(Collected data)
::::::::
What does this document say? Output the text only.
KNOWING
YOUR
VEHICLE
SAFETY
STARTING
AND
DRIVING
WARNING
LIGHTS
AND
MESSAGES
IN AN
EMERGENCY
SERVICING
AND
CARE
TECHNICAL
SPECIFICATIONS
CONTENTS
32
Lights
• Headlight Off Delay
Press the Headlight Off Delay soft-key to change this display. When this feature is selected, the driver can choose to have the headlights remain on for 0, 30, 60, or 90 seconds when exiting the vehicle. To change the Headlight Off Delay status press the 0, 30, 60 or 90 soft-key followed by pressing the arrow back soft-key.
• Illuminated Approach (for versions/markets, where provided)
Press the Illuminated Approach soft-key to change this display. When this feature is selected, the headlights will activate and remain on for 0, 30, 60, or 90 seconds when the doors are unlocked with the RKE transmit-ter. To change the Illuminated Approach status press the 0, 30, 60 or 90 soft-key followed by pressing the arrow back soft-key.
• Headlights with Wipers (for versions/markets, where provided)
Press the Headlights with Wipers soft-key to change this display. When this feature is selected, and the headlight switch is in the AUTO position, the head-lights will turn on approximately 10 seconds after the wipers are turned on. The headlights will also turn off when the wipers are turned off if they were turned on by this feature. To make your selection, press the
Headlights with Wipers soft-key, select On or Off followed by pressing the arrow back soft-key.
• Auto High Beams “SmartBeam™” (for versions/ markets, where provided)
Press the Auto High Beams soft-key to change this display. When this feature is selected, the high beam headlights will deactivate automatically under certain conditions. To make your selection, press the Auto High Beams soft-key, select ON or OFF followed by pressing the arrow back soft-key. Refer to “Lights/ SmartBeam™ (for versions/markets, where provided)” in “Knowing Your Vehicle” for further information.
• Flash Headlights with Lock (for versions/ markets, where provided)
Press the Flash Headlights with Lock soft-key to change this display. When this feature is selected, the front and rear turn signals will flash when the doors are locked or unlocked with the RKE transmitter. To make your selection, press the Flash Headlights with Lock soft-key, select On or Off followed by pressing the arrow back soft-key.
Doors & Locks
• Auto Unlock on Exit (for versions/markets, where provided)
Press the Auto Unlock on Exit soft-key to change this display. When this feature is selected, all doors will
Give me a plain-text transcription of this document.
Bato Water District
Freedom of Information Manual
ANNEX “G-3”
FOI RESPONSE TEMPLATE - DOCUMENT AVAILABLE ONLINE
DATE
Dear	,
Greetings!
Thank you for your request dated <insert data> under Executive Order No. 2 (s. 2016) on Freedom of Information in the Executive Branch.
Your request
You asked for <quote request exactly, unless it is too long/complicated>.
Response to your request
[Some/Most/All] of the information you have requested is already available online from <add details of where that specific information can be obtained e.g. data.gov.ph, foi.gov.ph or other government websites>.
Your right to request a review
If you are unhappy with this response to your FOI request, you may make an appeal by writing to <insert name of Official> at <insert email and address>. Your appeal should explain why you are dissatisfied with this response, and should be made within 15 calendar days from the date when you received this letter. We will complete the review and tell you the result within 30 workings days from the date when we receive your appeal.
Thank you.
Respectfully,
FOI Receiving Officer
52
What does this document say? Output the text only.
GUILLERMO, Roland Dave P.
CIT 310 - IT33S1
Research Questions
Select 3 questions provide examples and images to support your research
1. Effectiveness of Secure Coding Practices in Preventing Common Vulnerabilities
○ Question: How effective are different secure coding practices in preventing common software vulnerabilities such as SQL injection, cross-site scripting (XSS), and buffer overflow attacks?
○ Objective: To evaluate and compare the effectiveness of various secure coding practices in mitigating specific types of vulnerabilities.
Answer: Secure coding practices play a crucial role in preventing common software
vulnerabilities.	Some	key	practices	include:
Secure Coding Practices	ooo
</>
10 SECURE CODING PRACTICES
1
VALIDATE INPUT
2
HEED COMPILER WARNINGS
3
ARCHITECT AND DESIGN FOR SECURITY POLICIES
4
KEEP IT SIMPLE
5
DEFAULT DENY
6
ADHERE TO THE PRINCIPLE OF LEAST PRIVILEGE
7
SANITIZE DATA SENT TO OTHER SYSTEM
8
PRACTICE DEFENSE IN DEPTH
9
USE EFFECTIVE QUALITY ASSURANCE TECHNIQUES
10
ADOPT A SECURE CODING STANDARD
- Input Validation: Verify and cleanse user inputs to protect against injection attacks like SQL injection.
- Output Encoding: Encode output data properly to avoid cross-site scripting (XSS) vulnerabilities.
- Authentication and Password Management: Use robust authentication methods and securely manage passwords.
::::::::
§ **Given problem**: The records above must be output exactly, in full.

§ **Written response**:
What does this document say? Output the text only.
KNOWING
YOUR
VEHICLE
SAFETY
STARTING
AND
DRIVING
WARNING
LIGHTS
AND
MESSAGES
IN AN
EMERGENCY
SERVICING
AND
CARE
TECHNICAL
SPECIFICATIONS
CONTENTS
32
Lights
• Headlight Off Delay
Press the Headlight Off Delay soft-key to change this display. When this feature is selected, the driver can choose to have the headlights remain on for 0, 30, 60, or 90 seconds when exiting the vehicle. To change the Headlight Off Delay status press the 0, 30, 60 or 90 soft-key followed by pressing the arrow back soft-key.
• Illuminated Approach (for versions/markets, where provided)
Press the Illuminated Approach soft-key to change this display. When this feature is selected, the headlights will activate and remain on for 0, 30, 60, or 90 seconds when the doors are unlocked with the RKE transmit-ter. To change the Illuminated Approach status press the 0, 30, 60 or 90 soft-key followed by pressing the arrow back soft-key.
• Headlights with Wipers (for versions/markets, where provided)
Press the Headlights with Wipers soft-key to change this display. When this feature is selected, and the headlight switch is in the AUTO position, the head-lights will turn on approximately 10 seconds after the wipers are turned on. The headlights will also turn off when the wipers are turned off if they were turned on by this feature. To make your selection, press the
Headlights with Wipers soft-key, select On or Off followed by pressing the arrow back soft-key.
• Auto High Beams “SmartBeam™” (for versions/ markets, where provided)
Press the Auto High Beams soft-key to change this display. When this feature is selected, the high beam headlights will deactivate automatically under certain conditions. To make your selection, press the Auto High Beams soft-key, select ON or OFF followed by pressing the arrow back soft-key. Refer to “Lights/ SmartBeam™ (for versions/markets, where provided)” in “Knowing Your Vehicle” for further information.
• Flash Headlights with Lock (for versions/ markets, where provided)
Press the Flash Headlights with Lock soft-key to change this display. When this feature is selected, the front and rear turn signals will flash when the doors are locked or unlocked with the RKE transmitter. To make your selection, press the Flash Headlights with Lock soft-key, select On or Off followed by pressing the arrow back soft-key.
Doors & Locks
• Auto Unlock on Exit (for versions/markets, where provided)
Press the Auto Unlock on Exit soft-key to change this display. When this feature is selected, all doors will
Give me a plain-text transcription of this document.
Bato Water District
Freedom of Information Manual
ANNEX “G-3”
FOI RESPONSE TEMPLATE - DOCUMENT AVAILABLE ONLINE
DATE
Dear	,
Greetings!
Thank you for your request dated <insert data> under Executive Order No. 2 (s. 2016) on Freedom of Information in the Executive Branch.
Your request
You asked for <quote request exactly, unless it is too long/complicated>.
Response to your request
[Some/Most/All] of the information you have requested is already available online from <add details of where that specific information can be obtained e.g. data.gov.ph, foi.gov.ph or other government websites>.
Your right to request a review
If you are unhappy with this response to your FOI request, you may make an appeal by writing to <insert name of Official> at <insert email and address>. Your appeal should explain why you are dissatisfied with this response, and should be made within 15 calendar days from the date when you received this letter. We will complete the review and tell you the result within 30 workings days from the date when we receive your appeal.
Thank you.
Respectfully,
FOI Receiving Officer
52
What does this document say? Output the text only.
GUILLERMO, Roland Dave P.
CIT 310 - IT33S1
Research Questions
Select 3 questions provide examples and images to support your research
1. Effectiveness of Secure Coding Practices in Preventing Common Vulnerabilities
○ Question: How effective are different secure coding practices in preventing common software vulnerabilities such as SQL injection, cross-site scripting (XSS), and buffer overflow attacks?
○ Objective: To evaluate and compare the effectiveness of various secure coding practices in mitigating specific types of vulnerabilities.
Answer: Secure coding practices play a crucial role in preventing common software
vulnerabilities.	Some	key	practices	include:
Secure Coding Practices	ooo
</>
10 SECURE CODING PRACTICES
1
VALIDATE INPUT
2
HEED COMPILER WARNINGS
3
ARCHITECT AND DESIGN FOR SECURITY POLICIES
4
KEEP IT SIMPLE
5
DEFAULT DENY
6
ADHERE TO THE PRINCIPLE OF LEAST PRIVILEGE
7
SANITIZE DATA SENT TO OTHER SYSTEM
8
PRACTICE DEFENSE IN DEPTH
9
USE EFFECTIVE QUALITY ASSURANCE TECHNIQUES
10
ADOPT A SECURE CODING STANDARD
- Input Validation: Verify and cleanse user inputs to protect against injection attacks like SQL injection.
- Output Encoding: Encode output data properly to avoid cross-site scripting (XSS) vulnerabilities.
- Authentication and Password Management: Use robust authentication methods and securely manage passwords.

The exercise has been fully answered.